[start Provided records]
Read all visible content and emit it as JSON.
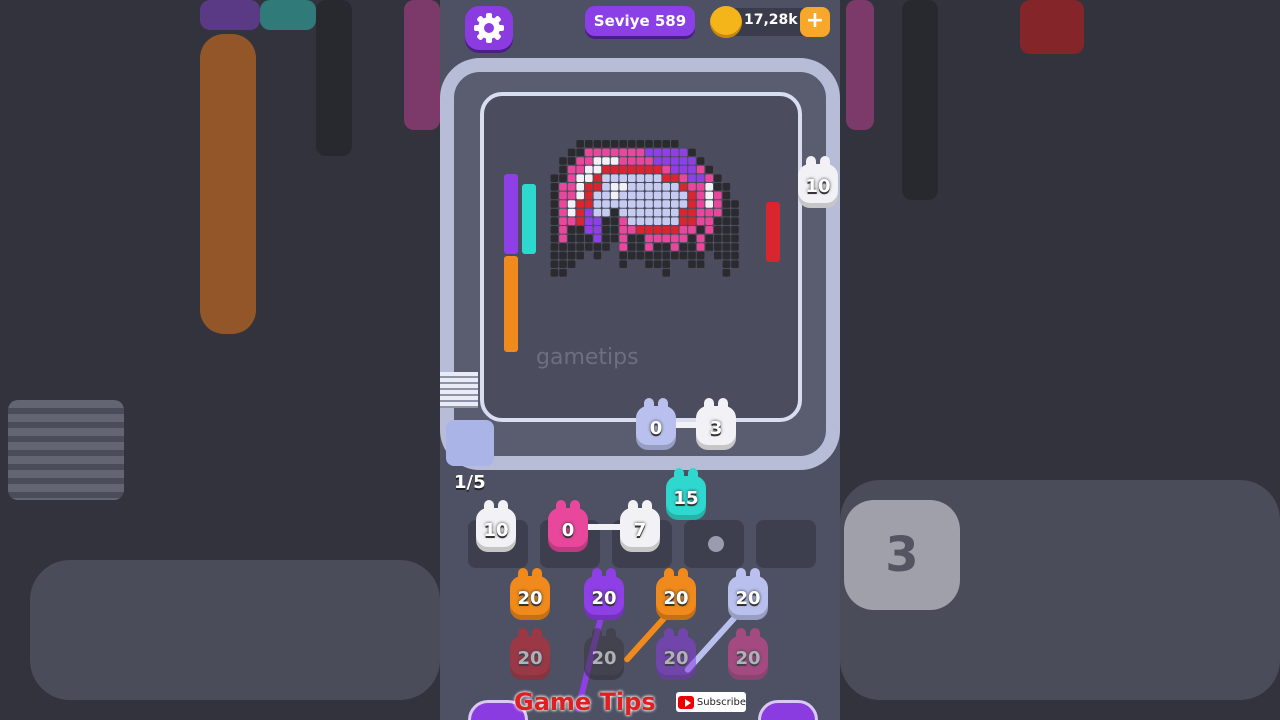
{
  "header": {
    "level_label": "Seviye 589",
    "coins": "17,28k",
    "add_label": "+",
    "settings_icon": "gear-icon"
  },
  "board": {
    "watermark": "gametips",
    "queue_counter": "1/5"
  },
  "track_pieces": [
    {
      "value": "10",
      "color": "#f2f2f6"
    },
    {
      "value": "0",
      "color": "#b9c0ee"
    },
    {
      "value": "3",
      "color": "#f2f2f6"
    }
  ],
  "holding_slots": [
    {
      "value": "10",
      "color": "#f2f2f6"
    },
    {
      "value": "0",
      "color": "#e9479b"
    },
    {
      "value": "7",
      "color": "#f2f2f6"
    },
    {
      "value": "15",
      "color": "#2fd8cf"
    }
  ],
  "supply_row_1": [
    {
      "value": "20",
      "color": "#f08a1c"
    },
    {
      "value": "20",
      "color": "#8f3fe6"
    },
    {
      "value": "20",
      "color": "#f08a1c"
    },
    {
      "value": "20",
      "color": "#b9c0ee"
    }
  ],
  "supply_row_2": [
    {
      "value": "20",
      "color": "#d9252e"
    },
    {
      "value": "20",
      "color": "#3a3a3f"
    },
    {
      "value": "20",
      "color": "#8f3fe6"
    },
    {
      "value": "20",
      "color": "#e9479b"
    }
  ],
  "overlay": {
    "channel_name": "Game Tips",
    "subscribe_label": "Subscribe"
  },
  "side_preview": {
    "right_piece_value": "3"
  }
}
[end Provided records]
# Problem description
Exclude the images and reproduce the remaining data exactly.

# Solution for this problem
Read all visible content and emit it as JSON.
{
  "header": {
    "level_label": "Seviye 589",
    "coins": "17,28k",
    "add_label": "+",
    "settings_icon": "gear-icon"
  },
  "board": {
    "watermark": "gametips",
    "queue_counter": "1/5"
  },
  "track_pieces": [
    {
      "value": "10",
      "color": "#f2f2f6"
    },
    {
      "value": "0",
      "color": "#b9c0ee"
    },
    {
      "value": "3",
      "color": "#f2f2f6"
    }
  ],
  "holding_slots": [
    {
      "value": "10",
      "color": "#f2f2f6"
    },
    {
      "value": "0",
      "color": "#e9479b"
    },
    {
      "value": "7",
      "color": "#f2f2f6"
    },
    {
      "value": "15",
      "color": "#2fd8cf"
    }
  ],
  "supply_row_1": [
    {
      "value": "20",
      "color": "#f08a1c"
    },
    {
      "value": "20",
      "color": "#8f3fe6"
    },
    {
      "value": "20",
      "color": "#f08a1c"
    },
    {
      "value": "20",
      "color": "#b9c0ee"
    }
  ],
  "supply_row_2": [
    {
      "value": "20",
      "color": "#d9252e"
    },
    {
      "value": "20",
      "color": "#3a3a3f"
    },
    {
      "value": "20",
      "color": "#8f3fe6"
    },
    {
      "value": "20",
      "color": "#e9479b"
    }
  ],
  "overlay": {
    "channel_name": "Game Tips",
    "subscribe_label": "Subscribe"
  },
  "side_preview": {
    "right_piece_value": "3"
  }
}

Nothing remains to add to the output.